▶ _DATA ROWS_:
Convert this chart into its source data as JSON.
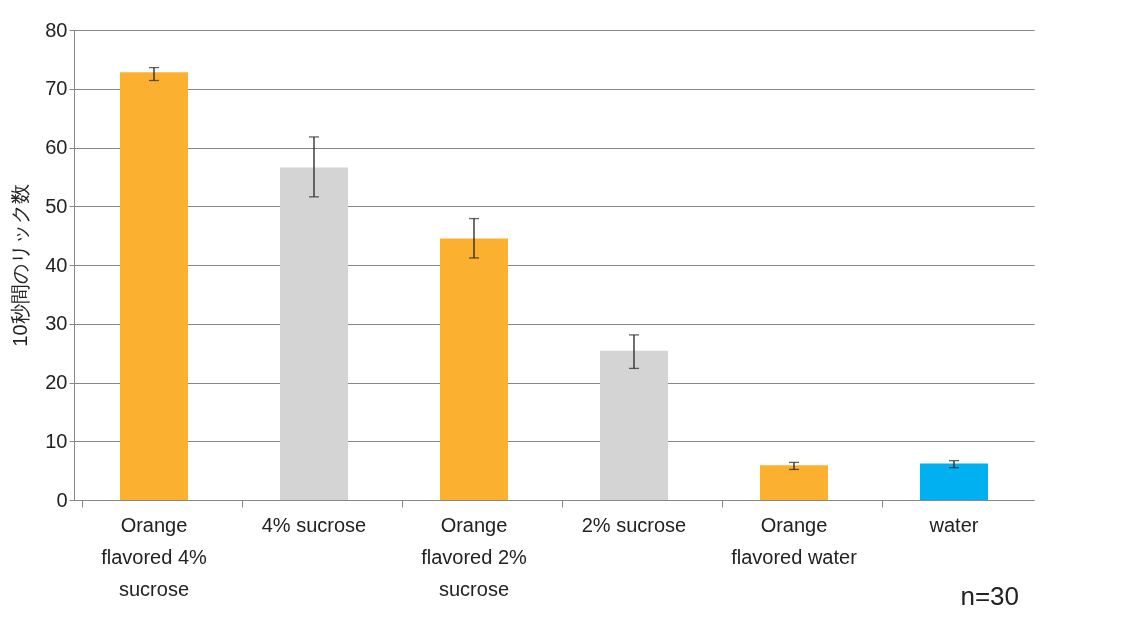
{
  "chart_data": {
    "type": "bar",
    "ylabel": "10秒間のリック数",
    "categories": [
      "Orange\nflavored 4%\nsucrose",
      "4% sucrose",
      "Orange\nflavored 2%\nsucrose",
      "2% sucrose",
      "Orange\nflavored water",
      "water"
    ],
    "values": [
      72.8,
      56.6,
      44.5,
      25.4,
      5.9,
      6.2
    ],
    "colors": [
      "#fbb12f",
      "#d4d4d4",
      "#fbb12f",
      "#d4d4d4",
      "#fbb12f",
      "#00b0f0"
    ],
    "errors": [
      [
        71.4,
        73.6
      ],
      [
        51.6,
        61.8
      ],
      [
        41.2,
        47.9
      ],
      [
        22.4,
        28.1
      ],
      [
        5.2,
        6.4
      ],
      [
        5.5,
        6.7
      ]
    ],
    "ylim": [
      0,
      80
    ],
    "yticks": [
      0,
      10,
      20,
      30,
      40,
      50,
      60,
      70,
      80
    ],
    "grid": "y",
    "annotations": [
      "n=30"
    ]
  }
}
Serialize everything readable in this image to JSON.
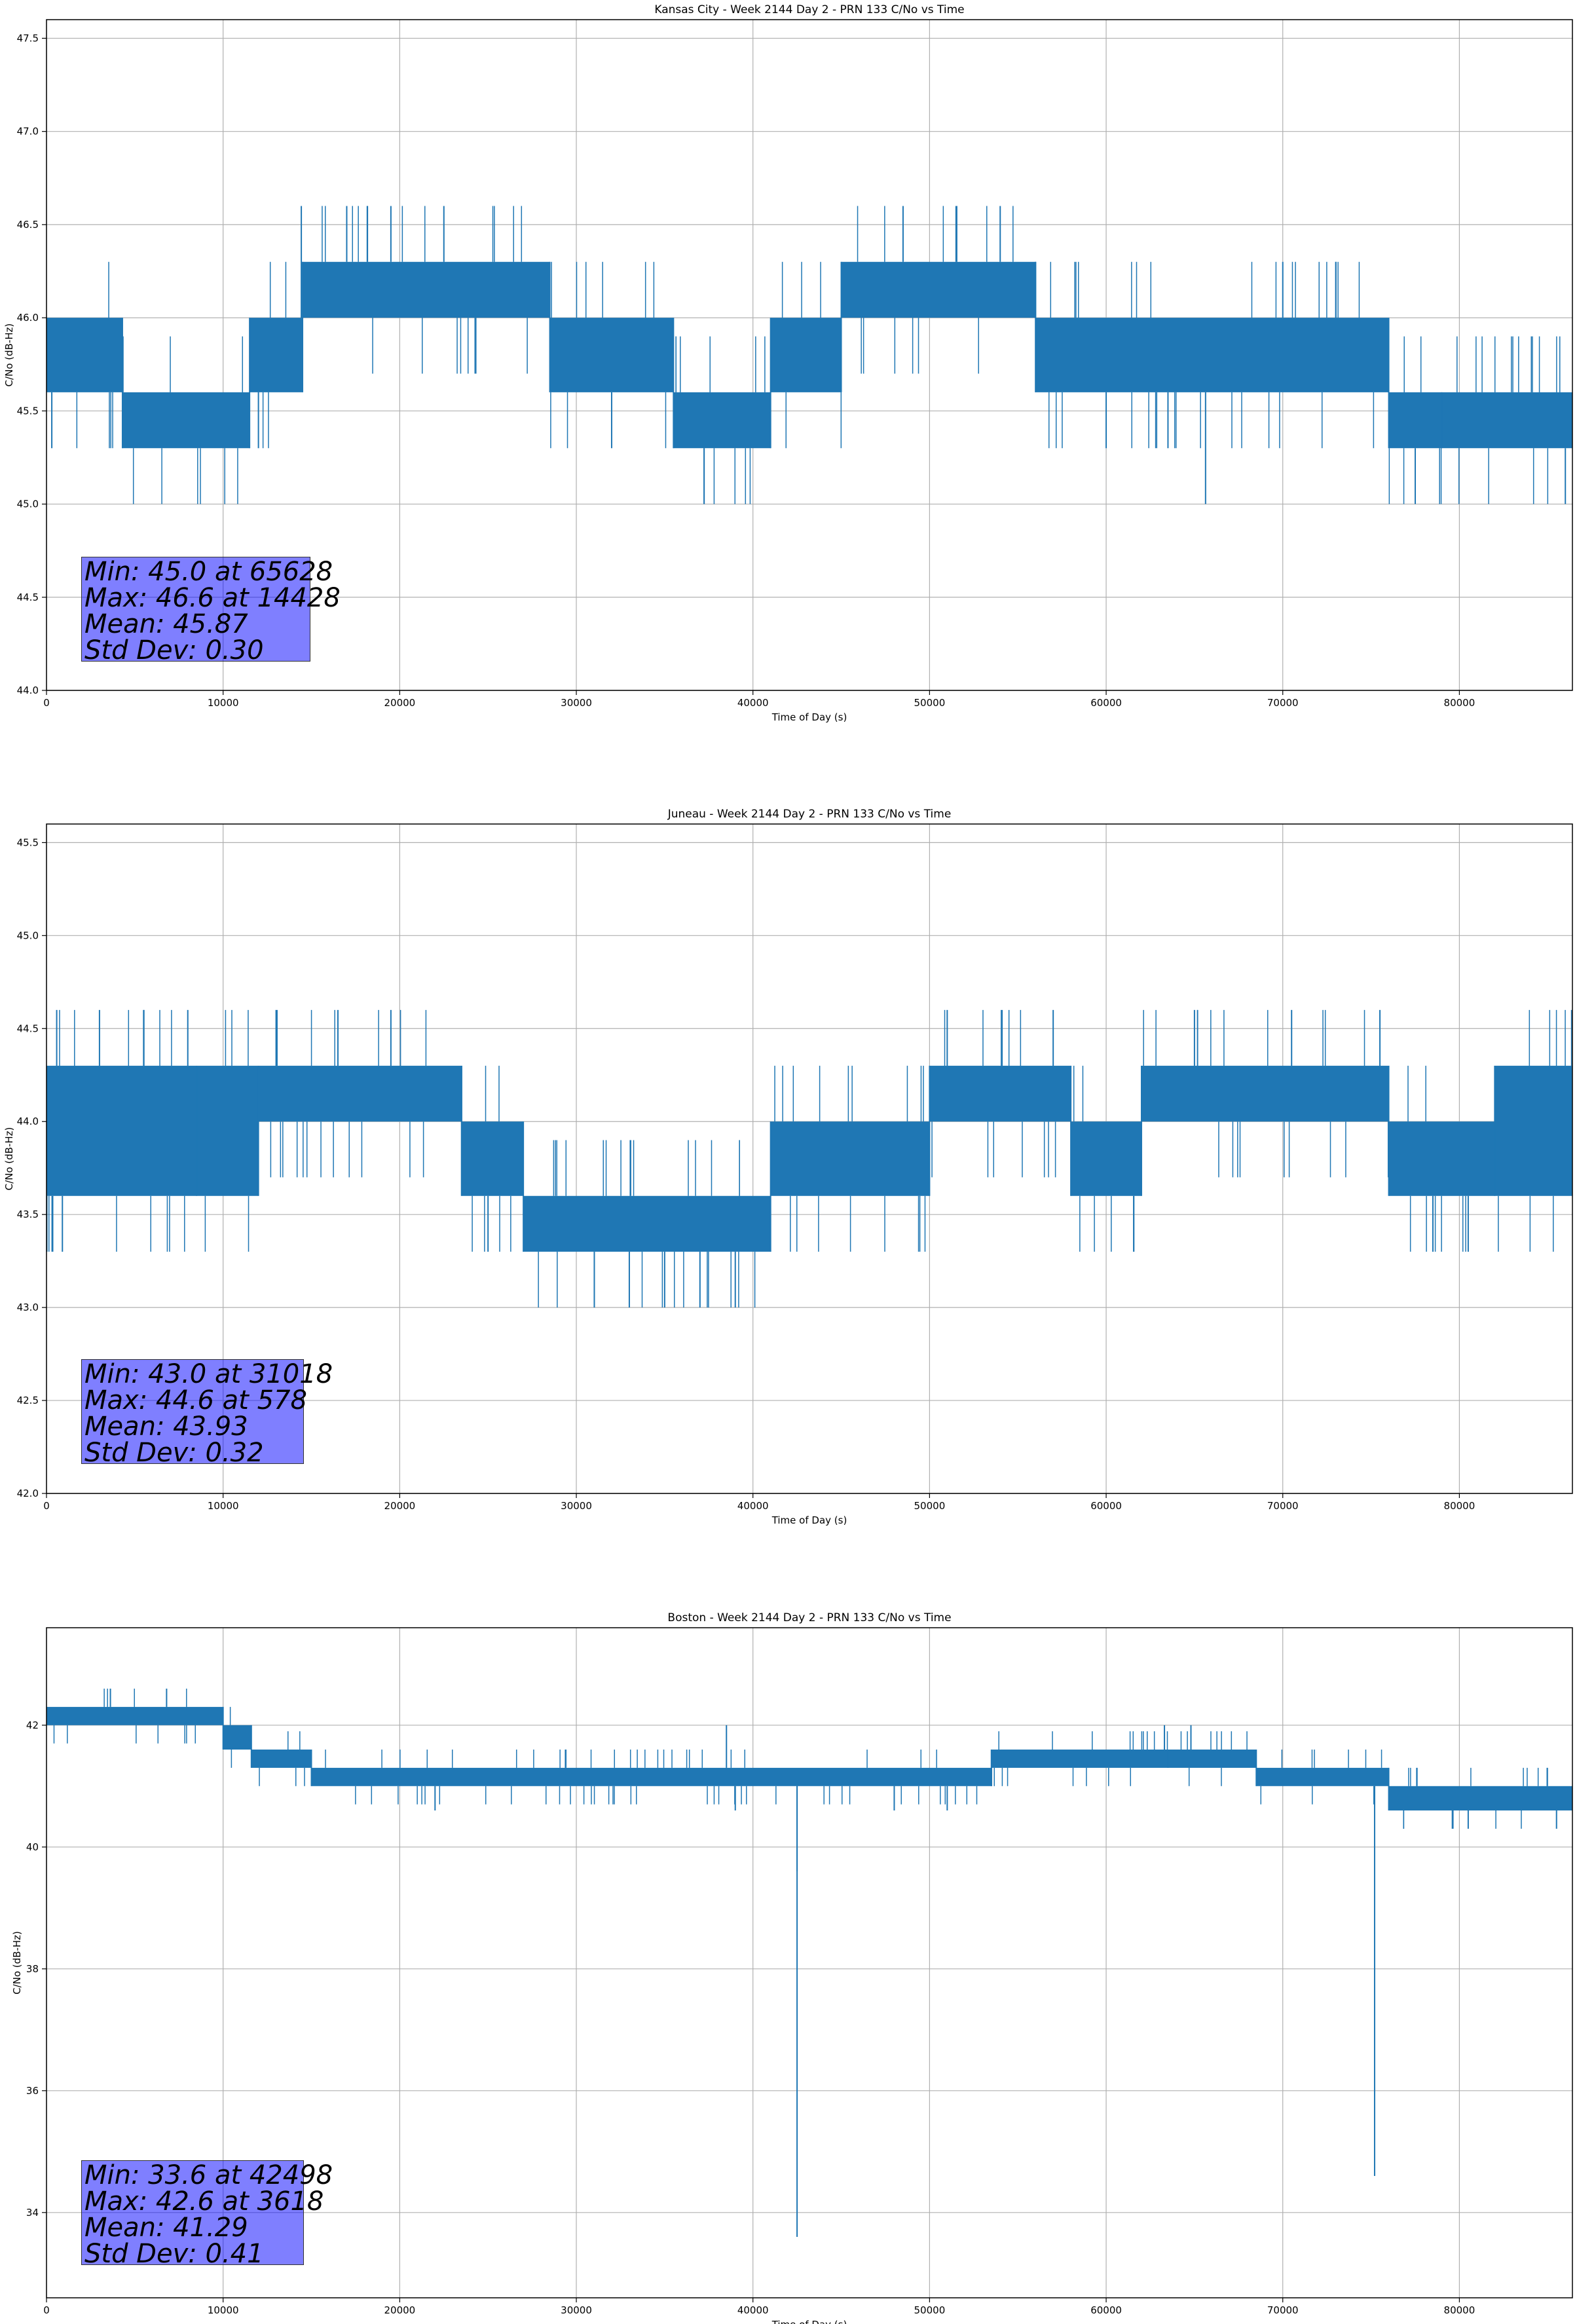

▶ _YOUR INSTRUCTIONS_:
Quote each entry above verbatim and drop the pictures.

▶ _OUTPUT OF THE EXERCISE_:
Convert this chart into its source data as JSON.
{
  "chart_data": {
    "type": "bar",
    "ylabel": "10秒間のリック数",
    "categories": [
      "Orange\nflavored 4%\nsucrose",
      "4% sucrose",
      "Orange\nflavored 2%\nsucrose",
      "2% sucrose",
      "Orange\nflavored water",
      "water"
    ],
    "values": [
      72.8,
      56.6,
      44.5,
      25.4,
      5.9,
      6.2
    ],
    "colors": [
      "#fbb12f",
      "#d4d4d4",
      "#fbb12f",
      "#d4d4d4",
      "#fbb12f",
      "#00b0f0"
    ],
    "errors": [
      [
        71.4,
        73.6
      ],
      [
        51.6,
        61.8
      ],
      [
        41.2,
        47.9
      ],
      [
        22.4,
        28.1
      ],
      [
        5.2,
        6.4
      ],
      [
        5.5,
        6.7
      ]
    ],
    "ylim": [
      0,
      80
    ],
    "yticks": [
      0,
      10,
      20,
      30,
      40,
      50,
      60,
      70,
      80
    ],
    "grid": "y",
    "annotations": [
      "n=30"
    ]
  }
}
Serialize everything readable in this image to JSON.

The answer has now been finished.